• [Written problem] Read through the data and report every line in which the word "profesión" occurs.

• [Data records]
·····

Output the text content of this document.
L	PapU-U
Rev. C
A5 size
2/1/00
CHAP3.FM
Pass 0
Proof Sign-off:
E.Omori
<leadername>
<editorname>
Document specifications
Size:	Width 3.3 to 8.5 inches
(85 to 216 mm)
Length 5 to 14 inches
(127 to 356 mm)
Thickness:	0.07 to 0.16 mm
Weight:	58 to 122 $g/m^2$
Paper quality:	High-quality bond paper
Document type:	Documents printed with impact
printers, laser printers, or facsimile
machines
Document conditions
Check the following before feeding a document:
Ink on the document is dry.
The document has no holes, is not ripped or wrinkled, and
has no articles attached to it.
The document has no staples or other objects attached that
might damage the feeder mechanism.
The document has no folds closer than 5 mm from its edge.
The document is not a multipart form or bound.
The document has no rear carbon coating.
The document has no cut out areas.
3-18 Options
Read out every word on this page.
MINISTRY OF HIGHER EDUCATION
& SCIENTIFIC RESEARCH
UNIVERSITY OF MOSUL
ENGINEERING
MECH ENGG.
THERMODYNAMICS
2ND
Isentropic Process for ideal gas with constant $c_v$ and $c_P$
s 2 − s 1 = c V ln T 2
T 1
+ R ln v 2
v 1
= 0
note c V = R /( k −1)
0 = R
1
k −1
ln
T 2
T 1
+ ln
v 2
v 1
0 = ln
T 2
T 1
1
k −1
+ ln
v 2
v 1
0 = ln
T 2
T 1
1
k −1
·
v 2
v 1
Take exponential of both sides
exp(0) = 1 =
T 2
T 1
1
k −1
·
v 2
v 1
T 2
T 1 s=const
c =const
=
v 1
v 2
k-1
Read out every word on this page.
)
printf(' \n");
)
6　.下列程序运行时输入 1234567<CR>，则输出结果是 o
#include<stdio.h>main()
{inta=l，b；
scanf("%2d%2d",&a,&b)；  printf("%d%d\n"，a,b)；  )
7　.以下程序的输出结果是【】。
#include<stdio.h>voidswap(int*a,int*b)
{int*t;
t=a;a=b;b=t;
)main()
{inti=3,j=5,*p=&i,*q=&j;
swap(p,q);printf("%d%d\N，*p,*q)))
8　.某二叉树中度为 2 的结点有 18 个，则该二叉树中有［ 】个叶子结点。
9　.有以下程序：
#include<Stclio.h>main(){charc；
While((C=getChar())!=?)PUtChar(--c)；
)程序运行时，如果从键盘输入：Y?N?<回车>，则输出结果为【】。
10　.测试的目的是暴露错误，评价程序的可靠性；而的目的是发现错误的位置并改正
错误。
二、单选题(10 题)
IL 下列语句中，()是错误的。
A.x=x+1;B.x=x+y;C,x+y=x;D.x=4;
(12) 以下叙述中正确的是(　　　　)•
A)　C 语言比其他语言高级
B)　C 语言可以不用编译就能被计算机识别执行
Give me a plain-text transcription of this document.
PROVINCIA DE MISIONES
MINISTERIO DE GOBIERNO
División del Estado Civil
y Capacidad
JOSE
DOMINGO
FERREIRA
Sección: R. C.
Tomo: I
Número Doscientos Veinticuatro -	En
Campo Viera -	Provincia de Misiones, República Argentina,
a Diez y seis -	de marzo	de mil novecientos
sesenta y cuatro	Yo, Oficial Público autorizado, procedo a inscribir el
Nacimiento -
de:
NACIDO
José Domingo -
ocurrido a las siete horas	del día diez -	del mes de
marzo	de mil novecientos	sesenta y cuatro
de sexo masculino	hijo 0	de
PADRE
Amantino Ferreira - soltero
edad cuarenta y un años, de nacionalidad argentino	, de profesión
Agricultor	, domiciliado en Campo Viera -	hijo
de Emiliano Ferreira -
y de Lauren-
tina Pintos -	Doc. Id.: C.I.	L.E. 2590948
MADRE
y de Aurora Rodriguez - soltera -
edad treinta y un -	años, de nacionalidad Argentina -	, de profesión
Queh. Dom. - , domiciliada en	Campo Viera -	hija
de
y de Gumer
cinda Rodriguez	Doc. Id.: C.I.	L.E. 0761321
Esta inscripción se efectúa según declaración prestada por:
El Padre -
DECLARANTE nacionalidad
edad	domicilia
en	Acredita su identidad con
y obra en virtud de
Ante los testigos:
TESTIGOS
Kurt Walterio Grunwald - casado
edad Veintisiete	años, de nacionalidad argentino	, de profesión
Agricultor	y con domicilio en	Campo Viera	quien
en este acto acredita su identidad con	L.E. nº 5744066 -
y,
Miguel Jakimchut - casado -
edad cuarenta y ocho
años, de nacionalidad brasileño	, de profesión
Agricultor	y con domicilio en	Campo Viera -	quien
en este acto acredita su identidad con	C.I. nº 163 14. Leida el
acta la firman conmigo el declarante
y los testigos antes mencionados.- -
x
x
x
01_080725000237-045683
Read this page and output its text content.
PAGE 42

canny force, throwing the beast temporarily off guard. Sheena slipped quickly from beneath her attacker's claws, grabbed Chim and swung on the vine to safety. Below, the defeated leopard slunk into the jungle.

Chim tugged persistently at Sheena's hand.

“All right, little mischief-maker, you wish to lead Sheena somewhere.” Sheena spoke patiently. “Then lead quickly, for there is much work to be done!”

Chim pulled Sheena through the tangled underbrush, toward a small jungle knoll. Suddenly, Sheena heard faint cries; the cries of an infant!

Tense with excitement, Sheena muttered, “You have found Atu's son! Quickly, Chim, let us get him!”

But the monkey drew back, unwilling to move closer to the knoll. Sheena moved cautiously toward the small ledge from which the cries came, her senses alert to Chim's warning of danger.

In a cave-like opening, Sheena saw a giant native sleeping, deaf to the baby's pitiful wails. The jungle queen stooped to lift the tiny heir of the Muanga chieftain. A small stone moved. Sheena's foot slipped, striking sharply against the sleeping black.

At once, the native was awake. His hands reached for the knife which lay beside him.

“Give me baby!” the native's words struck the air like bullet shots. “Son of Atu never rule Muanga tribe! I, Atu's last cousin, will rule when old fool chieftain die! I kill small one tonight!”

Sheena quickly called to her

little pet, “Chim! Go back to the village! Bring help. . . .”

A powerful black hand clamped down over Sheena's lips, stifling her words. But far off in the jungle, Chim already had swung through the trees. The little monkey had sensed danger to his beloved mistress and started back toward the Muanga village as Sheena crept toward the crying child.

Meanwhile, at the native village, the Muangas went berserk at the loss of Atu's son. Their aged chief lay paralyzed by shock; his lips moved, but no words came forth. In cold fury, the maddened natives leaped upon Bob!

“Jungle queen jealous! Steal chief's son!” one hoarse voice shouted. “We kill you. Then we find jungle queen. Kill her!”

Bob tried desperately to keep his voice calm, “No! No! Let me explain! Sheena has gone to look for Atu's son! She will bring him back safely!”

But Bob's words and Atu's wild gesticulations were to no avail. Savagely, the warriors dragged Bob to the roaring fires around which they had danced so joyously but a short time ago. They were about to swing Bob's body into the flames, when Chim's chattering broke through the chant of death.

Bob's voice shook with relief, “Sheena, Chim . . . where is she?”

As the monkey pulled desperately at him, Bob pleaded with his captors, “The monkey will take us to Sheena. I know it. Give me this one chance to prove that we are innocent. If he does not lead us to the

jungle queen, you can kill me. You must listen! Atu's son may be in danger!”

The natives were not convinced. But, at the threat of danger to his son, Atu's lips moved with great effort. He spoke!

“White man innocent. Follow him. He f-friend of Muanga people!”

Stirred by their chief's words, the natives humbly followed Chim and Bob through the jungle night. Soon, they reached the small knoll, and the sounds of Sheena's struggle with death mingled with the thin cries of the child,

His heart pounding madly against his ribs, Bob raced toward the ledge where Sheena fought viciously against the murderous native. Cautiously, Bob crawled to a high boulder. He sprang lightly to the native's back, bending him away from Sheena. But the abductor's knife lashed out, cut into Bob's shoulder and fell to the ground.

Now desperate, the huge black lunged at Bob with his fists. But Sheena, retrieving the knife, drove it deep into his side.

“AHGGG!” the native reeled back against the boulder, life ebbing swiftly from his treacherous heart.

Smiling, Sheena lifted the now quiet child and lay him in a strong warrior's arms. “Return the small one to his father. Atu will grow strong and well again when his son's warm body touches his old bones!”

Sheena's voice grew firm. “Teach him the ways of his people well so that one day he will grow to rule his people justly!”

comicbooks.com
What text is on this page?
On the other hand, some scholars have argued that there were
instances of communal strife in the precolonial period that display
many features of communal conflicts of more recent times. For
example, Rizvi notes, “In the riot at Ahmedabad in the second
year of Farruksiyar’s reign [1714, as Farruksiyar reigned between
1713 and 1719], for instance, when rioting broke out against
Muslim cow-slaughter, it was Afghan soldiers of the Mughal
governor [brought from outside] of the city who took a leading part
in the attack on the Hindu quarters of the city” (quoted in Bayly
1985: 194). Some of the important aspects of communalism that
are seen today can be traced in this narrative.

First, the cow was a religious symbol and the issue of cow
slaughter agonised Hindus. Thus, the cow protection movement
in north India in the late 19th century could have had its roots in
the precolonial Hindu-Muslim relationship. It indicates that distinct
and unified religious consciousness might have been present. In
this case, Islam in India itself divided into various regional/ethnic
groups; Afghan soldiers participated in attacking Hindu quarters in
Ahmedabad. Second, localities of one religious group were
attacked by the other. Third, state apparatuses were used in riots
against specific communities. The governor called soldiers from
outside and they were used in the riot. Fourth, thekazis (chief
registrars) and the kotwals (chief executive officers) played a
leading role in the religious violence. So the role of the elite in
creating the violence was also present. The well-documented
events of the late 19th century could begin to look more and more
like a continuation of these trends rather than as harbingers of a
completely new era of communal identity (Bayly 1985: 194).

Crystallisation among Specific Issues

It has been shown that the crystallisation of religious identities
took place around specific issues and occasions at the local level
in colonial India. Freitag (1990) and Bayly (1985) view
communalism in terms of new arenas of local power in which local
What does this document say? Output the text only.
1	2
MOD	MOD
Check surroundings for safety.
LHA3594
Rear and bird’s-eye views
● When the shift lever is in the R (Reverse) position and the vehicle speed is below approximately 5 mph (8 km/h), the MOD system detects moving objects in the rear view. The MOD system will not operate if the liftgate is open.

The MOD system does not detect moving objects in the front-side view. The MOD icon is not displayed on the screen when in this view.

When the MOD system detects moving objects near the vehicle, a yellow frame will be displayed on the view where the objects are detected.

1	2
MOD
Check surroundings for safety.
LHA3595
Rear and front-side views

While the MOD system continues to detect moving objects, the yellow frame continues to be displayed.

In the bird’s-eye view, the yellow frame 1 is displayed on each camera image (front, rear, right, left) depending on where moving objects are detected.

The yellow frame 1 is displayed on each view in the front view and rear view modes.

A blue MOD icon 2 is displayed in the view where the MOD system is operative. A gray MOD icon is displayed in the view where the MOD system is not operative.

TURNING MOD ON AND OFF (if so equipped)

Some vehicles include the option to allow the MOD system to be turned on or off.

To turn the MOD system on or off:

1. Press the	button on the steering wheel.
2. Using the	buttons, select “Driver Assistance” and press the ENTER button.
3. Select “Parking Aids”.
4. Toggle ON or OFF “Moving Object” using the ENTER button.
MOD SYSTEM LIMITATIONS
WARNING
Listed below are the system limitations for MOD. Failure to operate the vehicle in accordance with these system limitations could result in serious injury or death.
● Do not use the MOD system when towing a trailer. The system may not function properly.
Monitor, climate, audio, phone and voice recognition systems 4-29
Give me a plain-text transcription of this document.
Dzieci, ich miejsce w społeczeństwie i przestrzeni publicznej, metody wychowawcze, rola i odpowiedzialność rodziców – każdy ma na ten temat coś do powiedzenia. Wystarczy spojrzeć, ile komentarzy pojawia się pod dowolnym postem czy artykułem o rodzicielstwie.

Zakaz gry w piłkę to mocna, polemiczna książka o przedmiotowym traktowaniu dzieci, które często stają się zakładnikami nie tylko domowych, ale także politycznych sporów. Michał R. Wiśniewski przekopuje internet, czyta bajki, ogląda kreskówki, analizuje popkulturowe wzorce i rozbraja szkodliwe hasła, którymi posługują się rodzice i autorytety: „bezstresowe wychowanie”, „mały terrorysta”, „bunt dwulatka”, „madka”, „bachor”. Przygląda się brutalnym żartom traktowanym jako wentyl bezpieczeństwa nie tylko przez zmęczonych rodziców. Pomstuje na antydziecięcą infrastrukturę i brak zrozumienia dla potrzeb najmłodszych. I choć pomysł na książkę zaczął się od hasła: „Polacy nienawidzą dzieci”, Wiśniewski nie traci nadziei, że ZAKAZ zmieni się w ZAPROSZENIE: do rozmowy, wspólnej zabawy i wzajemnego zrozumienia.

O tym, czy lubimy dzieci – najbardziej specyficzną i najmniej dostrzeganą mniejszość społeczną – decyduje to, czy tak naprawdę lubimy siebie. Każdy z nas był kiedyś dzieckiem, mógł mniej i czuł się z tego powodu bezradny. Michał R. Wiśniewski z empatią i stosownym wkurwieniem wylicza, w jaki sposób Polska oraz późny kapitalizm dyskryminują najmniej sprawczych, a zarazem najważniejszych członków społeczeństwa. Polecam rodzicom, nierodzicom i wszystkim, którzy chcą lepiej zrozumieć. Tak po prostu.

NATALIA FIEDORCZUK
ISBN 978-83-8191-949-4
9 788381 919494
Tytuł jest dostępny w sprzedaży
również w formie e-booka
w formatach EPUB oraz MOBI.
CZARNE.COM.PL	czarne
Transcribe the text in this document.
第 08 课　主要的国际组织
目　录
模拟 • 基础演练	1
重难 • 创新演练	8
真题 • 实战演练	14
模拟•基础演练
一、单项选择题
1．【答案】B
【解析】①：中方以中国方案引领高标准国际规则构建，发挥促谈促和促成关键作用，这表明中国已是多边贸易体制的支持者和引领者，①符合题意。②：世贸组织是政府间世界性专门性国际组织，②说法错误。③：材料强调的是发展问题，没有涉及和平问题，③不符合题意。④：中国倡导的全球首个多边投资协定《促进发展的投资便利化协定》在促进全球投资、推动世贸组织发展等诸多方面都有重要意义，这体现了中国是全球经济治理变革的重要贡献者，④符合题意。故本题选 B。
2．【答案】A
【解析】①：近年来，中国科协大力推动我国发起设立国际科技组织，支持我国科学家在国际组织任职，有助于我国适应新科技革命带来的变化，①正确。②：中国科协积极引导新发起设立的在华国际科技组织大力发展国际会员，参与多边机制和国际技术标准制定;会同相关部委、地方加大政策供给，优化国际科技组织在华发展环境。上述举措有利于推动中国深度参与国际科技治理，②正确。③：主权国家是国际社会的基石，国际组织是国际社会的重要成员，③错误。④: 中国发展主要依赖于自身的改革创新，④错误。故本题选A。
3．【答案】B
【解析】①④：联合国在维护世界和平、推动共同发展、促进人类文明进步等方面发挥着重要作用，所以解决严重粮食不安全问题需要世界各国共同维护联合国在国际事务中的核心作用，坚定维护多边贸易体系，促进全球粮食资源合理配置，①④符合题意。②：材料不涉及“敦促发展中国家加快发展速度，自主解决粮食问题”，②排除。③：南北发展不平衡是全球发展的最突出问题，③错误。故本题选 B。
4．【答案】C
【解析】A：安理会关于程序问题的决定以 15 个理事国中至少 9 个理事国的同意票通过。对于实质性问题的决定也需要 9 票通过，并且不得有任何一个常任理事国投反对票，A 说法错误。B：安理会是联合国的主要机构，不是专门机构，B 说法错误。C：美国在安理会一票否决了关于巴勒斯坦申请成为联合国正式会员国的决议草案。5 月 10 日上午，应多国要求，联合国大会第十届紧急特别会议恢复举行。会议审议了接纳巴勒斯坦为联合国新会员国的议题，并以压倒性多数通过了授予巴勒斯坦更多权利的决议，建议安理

·····

• [Solution]
edad cuarenta y un años, de nacionalidad argentino	, de profesión
edad treinta y un -	años, de nacionalidad Argentina -	, de profesión
edad Veintisiete	años, de nacionalidad argentino	, de profesión
años, de nacionalidad brasileño	, de profesión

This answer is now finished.